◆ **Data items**
* begin *
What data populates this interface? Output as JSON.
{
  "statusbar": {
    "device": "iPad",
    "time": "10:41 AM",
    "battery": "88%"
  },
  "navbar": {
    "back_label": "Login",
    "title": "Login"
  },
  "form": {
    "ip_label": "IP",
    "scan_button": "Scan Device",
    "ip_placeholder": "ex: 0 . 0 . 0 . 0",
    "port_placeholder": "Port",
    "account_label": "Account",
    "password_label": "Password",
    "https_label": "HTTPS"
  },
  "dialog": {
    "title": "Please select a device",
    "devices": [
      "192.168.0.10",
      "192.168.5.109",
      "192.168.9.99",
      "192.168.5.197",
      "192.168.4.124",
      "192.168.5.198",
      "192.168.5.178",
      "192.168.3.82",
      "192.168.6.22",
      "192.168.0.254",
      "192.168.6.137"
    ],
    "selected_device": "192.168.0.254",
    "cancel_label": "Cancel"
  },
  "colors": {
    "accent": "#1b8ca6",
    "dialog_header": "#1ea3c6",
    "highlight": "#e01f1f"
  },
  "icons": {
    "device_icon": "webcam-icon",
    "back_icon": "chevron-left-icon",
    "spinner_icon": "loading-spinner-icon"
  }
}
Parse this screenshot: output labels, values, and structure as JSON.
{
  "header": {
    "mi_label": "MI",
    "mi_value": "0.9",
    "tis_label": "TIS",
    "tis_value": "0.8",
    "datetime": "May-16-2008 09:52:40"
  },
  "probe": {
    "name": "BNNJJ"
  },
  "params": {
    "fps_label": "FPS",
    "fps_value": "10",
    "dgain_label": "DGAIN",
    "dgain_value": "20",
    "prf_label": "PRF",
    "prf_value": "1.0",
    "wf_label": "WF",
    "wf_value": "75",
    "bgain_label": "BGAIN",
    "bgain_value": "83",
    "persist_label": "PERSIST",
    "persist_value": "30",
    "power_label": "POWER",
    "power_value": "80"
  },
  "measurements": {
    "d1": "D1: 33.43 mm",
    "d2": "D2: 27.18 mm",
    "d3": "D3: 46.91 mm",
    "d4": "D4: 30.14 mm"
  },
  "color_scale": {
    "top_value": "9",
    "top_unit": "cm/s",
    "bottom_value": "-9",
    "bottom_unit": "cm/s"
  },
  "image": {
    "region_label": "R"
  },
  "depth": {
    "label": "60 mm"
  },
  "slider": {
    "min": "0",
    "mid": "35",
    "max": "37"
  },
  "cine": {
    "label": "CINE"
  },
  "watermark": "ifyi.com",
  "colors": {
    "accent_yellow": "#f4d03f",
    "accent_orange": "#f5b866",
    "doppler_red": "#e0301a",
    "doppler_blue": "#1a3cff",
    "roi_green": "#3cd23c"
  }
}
* end *
◆ **TASK DIRECTIONS**
Give the data again, exactly as it stands.

◆ **WRITTEN ANSWER**
What data populates this interface? Output as JSON.
{
  "statusbar": {
    "device": "iPad",
    "time": "10:41 AM",
    "battery": "88%"
  },
  "navbar": {
    "back_label": "Login",
    "title": "Login"
  },
  "form": {
    "ip_label": "IP",
    "scan_button": "Scan Device",
    "ip_placeholder": "ex: 0 . 0 . 0 . 0",
    "port_placeholder": "Port",
    "account_label": "Account",
    "password_label": "Password",
    "https_label": "HTTPS"
  },
  "dialog": {
    "title": "Please select a device",
    "devices": [
      "192.168.0.10",
      "192.168.5.109",
      "192.168.9.99",
      "192.168.5.197",
      "192.168.4.124",
      "192.168.5.198",
      "192.168.5.178",
      "192.168.3.82",
      "192.168.6.22",
      "192.168.0.254",
      "192.168.6.137"
    ],
    "selected_device": "192.168.0.254",
    "cancel_label": "Cancel"
  },
  "colors": {
    "accent": "#1b8ca6",
    "dialog_header": "#1ea3c6",
    "highlight": "#e01f1f"
  },
  "icons": {
    "device_icon": "webcam-icon",
    "back_icon": "chevron-left-icon",
    "spinner_icon": "loading-spinner-icon"
  }
}
Parse this screenshot: output labels, values, and structure as JSON.
{
  "header": {
    "mi_label": "MI",
    "mi_value": "0.9",
    "tis_label": "TIS",
    "tis_value": "0.8",
    "datetime": "May-16-2008 09:52:40"
  },
  "probe": {
    "name": "BNNJJ"
  },
  "params": {
    "fps_label": "FPS",
    "fps_value": "10",
    "dgain_label": "DGAIN",
    "dgain_value": "20",
    "prf_label": "PRF",
    "prf_value": "1.0",
    "wf_label": "WF",
    "wf_value": "75",
    "bgain_label": "BGAIN",
    "bgain_value": "83",
    "persist_label": "PERSIST",
    "persist_value": "30",
    "power_label": "POWER",
    "power_value": "80"
  },
  "measurements": {
    "d1": "D1: 33.43 mm",
    "d2": "D2: 27.18 mm",
    "d3": "D3: 46.91 mm",
    "d4": "D4: 30.14 mm"
  },
  "color_scale": {
    "top_value": "9",
    "top_unit": "cm/s",
    "bottom_value": "-9",
    "bottom_unit": "cm/s"
  },
  "image": {
    "region_label": "R"
  },
  "depth": {
    "label": "60 mm"
  },
  "slider": {
    "min": "0",
    "mid": "35",
    "max": "37"
  },
  "cine": {
    "label": "CINE"
  },
  "watermark": "ifyi.com",
  "colors": {
    "accent_yellow": "#f4d03f",
    "accent_orange": "#f5b866",
    "doppler_red": "#e0301a",
    "doppler_blue": "#1a3cff",
    "roi_green": "#3cd23c"
  }
}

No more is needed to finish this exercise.